### Exercise details
In the entries below, find every line holding the string "have" and collect it.

### Records
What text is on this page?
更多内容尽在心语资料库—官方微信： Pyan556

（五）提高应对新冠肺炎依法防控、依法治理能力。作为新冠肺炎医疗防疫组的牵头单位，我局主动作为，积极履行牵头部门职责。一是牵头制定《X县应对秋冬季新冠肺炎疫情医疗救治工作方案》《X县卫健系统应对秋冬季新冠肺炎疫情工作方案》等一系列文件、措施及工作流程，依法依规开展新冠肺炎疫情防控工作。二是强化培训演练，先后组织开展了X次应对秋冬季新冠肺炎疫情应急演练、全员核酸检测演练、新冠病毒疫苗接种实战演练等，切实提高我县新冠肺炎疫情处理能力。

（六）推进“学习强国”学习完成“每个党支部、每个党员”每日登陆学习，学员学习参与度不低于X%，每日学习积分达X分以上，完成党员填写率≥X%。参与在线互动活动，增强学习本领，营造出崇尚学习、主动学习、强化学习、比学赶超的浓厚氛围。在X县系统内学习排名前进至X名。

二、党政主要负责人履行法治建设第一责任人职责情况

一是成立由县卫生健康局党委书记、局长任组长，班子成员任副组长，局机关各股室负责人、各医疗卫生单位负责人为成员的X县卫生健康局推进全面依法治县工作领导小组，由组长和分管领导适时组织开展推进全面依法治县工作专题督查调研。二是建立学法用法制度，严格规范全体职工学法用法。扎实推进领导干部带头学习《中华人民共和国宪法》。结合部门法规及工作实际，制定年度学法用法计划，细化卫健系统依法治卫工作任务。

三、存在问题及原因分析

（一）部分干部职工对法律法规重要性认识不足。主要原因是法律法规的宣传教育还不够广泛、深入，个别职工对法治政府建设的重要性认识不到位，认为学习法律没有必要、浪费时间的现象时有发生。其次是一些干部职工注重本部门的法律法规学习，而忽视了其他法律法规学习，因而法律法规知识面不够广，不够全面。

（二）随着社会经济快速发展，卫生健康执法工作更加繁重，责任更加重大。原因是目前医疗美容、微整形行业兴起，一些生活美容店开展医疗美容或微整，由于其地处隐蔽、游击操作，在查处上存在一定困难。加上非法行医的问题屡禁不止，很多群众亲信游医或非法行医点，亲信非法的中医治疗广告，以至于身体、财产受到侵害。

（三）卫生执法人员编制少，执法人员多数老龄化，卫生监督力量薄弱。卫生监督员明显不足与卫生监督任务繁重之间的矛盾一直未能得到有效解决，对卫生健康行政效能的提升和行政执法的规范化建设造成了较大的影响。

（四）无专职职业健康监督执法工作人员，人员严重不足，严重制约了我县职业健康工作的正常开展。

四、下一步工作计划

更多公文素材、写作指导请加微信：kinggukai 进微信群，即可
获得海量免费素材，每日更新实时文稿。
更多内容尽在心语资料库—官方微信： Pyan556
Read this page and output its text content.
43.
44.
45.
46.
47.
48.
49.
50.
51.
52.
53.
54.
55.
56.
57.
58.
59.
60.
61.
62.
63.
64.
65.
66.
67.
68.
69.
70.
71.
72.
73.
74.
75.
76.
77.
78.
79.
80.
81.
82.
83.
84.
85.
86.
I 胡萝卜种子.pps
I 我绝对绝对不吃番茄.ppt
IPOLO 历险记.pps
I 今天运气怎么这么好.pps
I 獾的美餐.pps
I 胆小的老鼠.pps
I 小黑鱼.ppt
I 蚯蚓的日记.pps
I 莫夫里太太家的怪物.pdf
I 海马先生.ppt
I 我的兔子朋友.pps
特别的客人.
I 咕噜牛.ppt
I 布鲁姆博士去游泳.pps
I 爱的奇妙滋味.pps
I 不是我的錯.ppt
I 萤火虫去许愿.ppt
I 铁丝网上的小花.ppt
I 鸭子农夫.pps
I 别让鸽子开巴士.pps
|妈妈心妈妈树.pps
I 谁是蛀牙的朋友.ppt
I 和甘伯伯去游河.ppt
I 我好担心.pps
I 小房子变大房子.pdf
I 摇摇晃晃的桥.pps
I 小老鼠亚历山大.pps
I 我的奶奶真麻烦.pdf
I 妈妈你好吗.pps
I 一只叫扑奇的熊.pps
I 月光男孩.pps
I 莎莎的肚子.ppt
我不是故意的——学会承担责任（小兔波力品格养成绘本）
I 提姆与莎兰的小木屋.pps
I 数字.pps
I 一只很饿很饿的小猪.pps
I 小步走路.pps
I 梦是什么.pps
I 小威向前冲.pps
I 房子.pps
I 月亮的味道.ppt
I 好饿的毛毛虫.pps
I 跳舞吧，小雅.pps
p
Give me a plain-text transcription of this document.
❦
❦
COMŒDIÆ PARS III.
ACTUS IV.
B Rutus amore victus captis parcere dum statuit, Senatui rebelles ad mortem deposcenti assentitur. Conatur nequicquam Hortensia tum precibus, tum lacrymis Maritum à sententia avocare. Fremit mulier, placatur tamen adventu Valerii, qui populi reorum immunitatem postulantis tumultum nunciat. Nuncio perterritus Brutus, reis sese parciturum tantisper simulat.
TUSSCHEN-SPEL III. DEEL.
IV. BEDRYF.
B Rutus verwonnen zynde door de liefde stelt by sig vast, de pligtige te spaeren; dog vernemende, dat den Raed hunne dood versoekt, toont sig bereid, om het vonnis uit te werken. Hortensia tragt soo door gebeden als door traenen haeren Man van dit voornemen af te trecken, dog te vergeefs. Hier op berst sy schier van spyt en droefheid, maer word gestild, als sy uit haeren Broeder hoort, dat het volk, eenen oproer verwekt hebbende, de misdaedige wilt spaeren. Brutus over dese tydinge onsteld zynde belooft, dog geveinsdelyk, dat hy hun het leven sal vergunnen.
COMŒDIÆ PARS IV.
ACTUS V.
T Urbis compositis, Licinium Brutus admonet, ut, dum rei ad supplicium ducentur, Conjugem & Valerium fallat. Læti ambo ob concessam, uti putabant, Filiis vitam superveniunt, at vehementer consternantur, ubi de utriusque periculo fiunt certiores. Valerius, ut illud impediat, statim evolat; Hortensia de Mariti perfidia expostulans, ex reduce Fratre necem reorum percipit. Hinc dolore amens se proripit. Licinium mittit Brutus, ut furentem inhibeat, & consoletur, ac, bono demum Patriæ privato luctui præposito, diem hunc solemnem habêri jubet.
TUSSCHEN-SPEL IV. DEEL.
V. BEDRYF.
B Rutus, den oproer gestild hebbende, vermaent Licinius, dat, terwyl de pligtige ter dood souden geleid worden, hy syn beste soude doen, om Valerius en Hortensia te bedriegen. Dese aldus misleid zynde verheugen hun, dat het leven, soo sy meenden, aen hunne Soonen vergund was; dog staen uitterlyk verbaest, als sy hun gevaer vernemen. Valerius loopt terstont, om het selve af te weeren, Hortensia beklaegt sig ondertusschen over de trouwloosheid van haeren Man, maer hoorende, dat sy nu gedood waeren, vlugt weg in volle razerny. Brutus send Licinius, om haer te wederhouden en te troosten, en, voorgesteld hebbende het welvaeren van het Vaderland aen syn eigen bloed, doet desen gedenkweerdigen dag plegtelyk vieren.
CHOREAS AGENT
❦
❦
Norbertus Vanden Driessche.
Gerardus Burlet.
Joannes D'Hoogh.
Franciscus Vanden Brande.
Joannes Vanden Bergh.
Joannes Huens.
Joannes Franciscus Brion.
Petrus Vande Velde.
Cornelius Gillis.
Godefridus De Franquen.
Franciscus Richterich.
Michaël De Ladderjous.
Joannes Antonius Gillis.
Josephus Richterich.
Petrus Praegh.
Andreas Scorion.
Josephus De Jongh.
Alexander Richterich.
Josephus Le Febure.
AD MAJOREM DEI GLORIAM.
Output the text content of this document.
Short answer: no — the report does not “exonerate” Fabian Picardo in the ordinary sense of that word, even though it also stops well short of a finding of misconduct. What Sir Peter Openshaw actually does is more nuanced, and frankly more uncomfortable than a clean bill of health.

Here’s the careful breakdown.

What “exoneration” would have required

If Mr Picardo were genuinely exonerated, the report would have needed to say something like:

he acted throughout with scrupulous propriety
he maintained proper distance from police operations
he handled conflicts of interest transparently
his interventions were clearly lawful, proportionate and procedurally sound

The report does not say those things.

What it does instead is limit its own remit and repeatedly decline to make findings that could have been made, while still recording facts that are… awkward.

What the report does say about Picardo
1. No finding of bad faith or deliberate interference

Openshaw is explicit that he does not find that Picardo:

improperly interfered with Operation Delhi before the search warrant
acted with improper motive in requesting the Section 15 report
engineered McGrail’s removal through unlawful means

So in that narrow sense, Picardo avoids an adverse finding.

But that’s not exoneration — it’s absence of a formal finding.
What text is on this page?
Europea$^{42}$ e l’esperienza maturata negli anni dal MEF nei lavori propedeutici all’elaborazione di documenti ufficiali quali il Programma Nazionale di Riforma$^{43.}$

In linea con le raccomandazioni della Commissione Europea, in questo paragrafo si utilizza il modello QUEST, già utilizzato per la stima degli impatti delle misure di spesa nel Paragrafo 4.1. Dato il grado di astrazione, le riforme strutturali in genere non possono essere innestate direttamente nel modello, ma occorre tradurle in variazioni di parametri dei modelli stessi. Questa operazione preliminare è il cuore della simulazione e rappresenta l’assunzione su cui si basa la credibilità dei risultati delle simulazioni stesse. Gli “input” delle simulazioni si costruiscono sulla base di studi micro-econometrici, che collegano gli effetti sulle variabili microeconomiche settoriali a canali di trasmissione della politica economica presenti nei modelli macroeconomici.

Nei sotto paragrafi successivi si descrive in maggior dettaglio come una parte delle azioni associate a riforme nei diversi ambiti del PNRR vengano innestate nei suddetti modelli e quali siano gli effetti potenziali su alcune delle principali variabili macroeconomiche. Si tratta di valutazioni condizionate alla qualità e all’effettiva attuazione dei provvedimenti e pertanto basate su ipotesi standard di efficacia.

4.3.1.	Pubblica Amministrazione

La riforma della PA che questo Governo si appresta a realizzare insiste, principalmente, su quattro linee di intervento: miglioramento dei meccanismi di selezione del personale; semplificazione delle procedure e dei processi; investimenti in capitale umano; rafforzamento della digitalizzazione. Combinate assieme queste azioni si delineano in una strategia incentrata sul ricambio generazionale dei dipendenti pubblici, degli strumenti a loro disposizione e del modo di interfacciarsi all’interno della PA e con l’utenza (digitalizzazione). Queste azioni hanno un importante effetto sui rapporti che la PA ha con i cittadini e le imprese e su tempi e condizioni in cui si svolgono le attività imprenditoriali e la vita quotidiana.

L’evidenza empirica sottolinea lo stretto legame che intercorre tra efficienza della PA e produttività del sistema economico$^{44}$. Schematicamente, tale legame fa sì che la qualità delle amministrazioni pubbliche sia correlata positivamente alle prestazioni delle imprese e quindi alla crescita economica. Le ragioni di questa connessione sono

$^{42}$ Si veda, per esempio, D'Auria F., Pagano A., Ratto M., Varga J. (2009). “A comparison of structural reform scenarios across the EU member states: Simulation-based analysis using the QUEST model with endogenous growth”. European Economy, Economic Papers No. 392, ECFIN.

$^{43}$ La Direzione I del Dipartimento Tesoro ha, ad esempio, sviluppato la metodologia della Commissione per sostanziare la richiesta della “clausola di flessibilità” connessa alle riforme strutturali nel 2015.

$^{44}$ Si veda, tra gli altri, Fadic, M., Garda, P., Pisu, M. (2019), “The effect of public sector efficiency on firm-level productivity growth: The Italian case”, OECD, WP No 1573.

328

### Final result
What “exoneration” would have required
If Mr Picardo were genuinely exonerated, the report would have needed to say something like:
What it does instead is limit its own remit and repeatedly decline to make findings that could have been made, while still recording facts that are… awkward.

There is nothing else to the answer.